• _WRITTEN REQUEST_
Pull every line containing "JSON" out of the material below.

◇ ◇ ◇ ◇ ◇

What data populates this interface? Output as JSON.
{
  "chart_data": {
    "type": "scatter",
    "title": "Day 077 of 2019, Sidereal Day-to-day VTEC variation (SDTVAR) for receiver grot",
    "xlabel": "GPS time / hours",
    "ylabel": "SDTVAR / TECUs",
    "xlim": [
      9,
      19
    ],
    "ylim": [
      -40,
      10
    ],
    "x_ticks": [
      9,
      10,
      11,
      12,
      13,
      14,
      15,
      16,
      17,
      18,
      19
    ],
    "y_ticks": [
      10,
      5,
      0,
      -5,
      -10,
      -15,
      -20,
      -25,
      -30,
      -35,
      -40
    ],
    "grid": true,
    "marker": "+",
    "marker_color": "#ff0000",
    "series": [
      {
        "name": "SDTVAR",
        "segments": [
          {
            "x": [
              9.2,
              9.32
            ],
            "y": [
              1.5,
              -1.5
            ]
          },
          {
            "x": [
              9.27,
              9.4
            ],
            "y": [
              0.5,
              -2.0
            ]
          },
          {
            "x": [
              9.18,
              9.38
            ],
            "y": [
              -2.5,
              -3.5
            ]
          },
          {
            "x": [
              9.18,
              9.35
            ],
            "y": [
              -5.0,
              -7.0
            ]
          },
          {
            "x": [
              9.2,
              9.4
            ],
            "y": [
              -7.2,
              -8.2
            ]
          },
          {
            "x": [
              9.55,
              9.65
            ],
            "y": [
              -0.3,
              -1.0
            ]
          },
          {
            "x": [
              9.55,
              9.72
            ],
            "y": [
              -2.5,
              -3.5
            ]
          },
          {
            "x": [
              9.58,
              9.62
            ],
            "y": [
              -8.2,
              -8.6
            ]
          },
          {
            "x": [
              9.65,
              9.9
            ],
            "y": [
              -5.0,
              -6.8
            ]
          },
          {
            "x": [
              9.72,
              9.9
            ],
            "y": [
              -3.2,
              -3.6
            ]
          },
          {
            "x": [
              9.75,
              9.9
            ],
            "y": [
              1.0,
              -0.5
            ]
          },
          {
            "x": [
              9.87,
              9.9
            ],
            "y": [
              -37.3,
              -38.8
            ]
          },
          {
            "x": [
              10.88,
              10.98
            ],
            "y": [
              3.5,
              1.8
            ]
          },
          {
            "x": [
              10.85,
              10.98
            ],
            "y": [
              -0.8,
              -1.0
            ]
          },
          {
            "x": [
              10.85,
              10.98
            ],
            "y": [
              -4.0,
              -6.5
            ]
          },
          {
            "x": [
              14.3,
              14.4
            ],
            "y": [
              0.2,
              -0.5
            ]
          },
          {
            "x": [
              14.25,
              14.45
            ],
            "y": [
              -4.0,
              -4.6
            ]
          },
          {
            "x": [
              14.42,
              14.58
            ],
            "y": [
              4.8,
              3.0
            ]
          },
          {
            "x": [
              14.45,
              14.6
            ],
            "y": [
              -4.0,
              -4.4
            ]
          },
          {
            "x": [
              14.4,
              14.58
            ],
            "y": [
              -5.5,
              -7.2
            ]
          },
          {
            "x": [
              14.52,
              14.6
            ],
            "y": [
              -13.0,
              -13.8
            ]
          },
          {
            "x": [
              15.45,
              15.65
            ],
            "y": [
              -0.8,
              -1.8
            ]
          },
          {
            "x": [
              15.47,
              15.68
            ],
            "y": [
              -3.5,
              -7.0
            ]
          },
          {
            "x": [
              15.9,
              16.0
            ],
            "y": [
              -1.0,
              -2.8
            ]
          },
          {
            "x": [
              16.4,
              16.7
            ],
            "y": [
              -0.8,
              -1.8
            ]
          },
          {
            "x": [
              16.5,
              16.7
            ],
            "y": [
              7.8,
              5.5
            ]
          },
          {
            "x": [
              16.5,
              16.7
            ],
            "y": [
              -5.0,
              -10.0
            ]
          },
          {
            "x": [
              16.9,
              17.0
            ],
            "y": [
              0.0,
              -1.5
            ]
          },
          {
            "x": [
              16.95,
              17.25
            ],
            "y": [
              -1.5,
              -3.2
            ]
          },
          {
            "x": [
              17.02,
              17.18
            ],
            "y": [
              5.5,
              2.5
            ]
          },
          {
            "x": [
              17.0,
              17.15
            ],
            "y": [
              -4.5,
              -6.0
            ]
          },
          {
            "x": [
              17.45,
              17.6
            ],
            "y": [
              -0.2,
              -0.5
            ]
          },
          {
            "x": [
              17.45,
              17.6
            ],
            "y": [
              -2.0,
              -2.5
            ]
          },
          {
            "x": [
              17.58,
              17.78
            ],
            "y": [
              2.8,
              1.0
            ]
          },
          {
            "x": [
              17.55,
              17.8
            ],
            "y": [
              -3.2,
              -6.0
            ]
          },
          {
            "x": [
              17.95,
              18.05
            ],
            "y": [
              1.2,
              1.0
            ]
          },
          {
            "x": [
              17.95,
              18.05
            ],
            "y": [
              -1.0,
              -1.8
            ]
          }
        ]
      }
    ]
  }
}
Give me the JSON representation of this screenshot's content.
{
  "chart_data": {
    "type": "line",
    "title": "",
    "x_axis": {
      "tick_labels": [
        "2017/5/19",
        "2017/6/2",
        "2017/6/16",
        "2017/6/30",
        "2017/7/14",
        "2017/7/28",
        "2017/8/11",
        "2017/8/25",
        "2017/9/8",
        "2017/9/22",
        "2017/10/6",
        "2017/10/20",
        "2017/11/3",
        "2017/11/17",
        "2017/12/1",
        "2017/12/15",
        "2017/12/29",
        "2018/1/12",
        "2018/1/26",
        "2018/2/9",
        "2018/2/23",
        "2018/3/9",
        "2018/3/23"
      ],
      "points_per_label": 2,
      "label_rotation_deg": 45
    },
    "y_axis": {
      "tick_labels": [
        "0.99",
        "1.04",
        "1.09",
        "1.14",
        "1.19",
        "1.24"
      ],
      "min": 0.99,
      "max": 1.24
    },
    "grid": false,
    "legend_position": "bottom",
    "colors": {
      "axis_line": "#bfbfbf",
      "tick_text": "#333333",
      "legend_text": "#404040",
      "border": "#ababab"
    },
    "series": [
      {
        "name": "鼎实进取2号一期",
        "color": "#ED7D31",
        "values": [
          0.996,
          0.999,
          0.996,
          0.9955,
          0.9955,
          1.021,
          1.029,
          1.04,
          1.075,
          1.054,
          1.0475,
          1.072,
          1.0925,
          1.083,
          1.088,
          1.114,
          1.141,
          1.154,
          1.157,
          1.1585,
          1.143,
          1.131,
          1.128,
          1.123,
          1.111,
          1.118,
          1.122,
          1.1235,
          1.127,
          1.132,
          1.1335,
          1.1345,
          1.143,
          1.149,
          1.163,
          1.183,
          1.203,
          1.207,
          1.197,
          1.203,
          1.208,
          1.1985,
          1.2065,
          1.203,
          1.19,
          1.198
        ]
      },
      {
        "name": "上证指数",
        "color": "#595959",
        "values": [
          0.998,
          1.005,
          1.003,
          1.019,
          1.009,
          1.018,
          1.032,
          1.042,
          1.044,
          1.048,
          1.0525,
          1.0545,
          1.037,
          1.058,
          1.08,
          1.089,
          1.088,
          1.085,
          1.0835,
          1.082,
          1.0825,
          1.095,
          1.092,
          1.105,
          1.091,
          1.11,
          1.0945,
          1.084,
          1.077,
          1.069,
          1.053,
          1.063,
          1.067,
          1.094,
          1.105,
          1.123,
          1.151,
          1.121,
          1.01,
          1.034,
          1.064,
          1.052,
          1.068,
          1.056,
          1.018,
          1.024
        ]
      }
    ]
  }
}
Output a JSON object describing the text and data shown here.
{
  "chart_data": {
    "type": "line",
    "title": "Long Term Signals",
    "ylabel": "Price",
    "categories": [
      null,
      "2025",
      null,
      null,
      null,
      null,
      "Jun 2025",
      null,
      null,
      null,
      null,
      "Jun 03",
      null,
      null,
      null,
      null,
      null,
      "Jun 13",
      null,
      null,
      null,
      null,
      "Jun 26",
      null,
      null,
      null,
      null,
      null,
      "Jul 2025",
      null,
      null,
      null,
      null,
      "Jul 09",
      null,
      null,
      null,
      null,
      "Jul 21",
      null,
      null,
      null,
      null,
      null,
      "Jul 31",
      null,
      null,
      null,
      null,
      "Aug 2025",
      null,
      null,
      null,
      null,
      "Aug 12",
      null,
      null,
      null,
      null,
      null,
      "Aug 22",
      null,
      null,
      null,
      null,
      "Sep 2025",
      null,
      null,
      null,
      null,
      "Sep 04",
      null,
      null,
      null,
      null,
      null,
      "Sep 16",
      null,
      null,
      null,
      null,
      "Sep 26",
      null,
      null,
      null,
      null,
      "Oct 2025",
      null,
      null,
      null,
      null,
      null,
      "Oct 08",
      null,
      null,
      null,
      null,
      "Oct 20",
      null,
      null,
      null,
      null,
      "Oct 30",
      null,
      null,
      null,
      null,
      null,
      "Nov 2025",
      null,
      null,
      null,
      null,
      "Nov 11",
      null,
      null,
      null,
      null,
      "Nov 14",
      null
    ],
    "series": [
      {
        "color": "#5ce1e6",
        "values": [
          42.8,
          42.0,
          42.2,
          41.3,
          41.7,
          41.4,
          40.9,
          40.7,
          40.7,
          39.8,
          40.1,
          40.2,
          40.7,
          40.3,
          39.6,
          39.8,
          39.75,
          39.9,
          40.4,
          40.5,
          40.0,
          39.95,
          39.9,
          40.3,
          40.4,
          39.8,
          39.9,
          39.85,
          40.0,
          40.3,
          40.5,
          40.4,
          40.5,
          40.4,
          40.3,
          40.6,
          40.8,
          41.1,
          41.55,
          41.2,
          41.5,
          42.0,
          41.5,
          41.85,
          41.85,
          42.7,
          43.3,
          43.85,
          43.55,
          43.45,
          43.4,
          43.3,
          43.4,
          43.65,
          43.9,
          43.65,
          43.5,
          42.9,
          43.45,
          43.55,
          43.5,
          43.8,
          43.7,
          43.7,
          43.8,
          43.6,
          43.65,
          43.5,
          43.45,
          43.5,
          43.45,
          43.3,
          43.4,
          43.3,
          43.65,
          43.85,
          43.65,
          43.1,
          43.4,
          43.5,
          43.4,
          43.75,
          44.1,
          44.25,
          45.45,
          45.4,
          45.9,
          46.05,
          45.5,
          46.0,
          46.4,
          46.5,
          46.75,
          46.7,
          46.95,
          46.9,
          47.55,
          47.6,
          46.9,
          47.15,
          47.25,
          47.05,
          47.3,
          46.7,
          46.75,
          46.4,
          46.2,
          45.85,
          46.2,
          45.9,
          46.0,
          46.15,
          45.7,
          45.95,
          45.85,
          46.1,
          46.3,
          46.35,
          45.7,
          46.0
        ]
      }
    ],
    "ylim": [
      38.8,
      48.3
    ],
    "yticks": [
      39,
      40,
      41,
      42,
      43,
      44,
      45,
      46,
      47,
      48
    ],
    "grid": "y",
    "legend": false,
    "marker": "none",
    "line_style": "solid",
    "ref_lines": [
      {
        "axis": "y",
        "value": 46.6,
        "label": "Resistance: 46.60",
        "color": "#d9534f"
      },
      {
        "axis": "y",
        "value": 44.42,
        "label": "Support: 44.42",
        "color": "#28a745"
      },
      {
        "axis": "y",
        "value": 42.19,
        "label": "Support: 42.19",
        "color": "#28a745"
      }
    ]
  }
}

◇ ◇ ◇ ◇ ◇

• _ANSWER FOR THIS EXERCISE_
What data populates this interface? Output as JSON.
Give me the JSON representation of this screenshot's content.
Output a JSON object describing the text and data shown here.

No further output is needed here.